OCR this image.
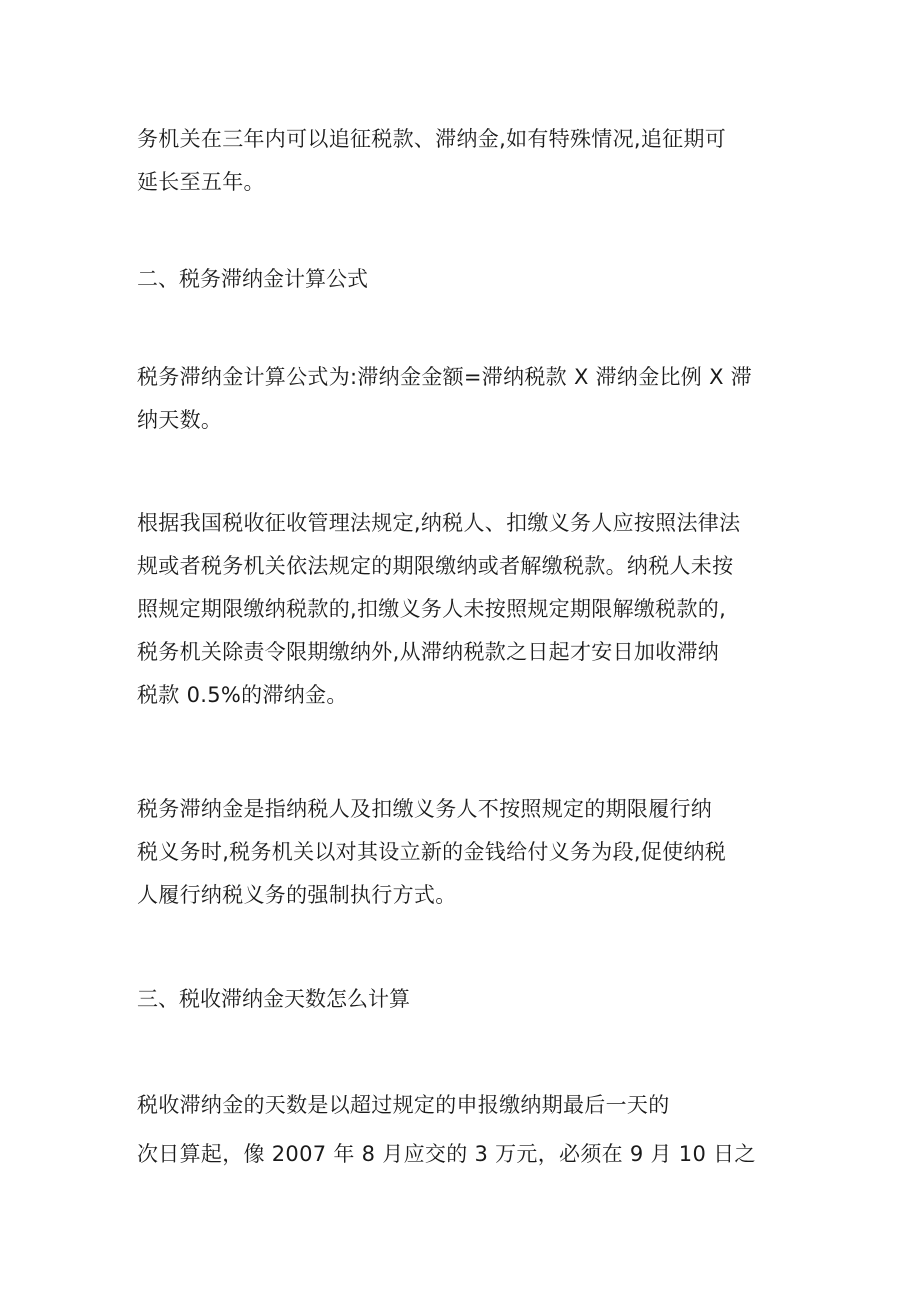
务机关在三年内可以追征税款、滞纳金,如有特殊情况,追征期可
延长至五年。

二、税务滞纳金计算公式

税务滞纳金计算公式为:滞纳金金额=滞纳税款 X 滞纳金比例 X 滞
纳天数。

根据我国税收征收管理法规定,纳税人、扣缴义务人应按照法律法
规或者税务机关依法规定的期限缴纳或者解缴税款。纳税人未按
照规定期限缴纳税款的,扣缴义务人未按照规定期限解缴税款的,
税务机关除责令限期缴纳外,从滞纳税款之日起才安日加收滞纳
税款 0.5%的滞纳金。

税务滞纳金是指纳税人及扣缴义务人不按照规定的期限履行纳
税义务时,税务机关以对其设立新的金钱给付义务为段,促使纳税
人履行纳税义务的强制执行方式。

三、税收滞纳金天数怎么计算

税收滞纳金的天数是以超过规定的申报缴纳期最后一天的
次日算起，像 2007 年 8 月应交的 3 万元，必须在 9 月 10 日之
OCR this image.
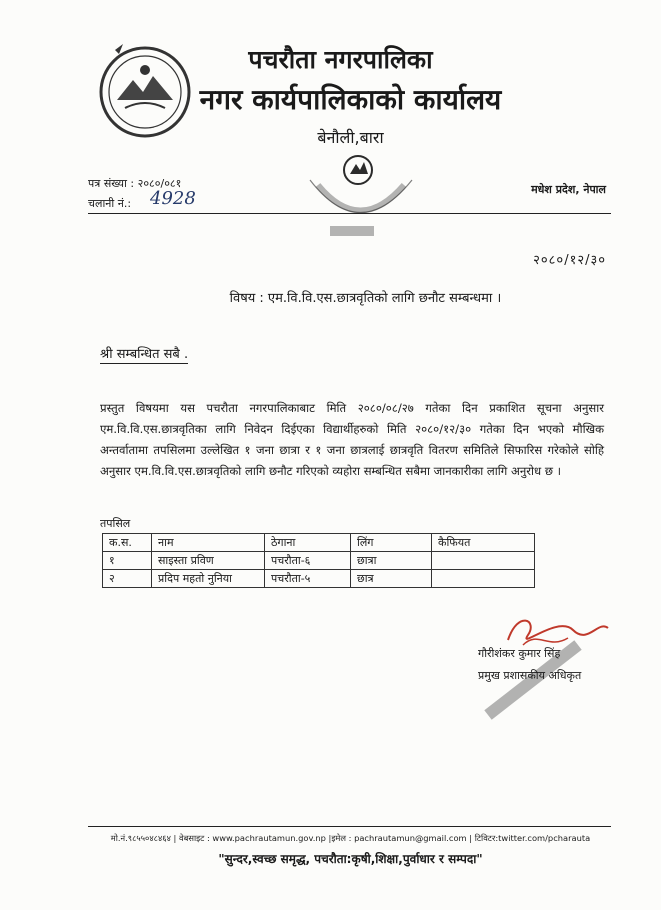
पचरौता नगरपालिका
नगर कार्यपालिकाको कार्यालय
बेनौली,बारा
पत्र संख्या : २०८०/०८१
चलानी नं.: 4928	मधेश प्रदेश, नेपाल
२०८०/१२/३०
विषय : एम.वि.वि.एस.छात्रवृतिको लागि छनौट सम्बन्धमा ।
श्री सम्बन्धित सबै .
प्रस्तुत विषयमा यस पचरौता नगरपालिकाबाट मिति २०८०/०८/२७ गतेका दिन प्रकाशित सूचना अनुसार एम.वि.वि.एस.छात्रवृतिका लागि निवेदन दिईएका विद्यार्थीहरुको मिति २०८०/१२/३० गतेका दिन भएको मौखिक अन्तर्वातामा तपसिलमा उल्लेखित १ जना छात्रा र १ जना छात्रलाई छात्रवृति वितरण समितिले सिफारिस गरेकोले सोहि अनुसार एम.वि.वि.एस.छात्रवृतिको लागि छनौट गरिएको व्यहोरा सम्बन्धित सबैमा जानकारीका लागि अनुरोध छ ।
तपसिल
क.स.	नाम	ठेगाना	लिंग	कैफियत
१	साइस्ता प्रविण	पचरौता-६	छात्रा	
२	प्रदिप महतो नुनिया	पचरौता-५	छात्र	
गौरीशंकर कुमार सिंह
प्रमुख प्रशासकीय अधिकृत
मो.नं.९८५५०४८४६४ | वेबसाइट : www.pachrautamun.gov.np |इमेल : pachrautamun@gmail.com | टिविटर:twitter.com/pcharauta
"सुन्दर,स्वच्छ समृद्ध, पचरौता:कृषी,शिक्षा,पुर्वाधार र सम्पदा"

##############################

> [Directions] Count the lines in the material above where the string "नगरप" appears, then state only that count.

> [Answer to this task] 2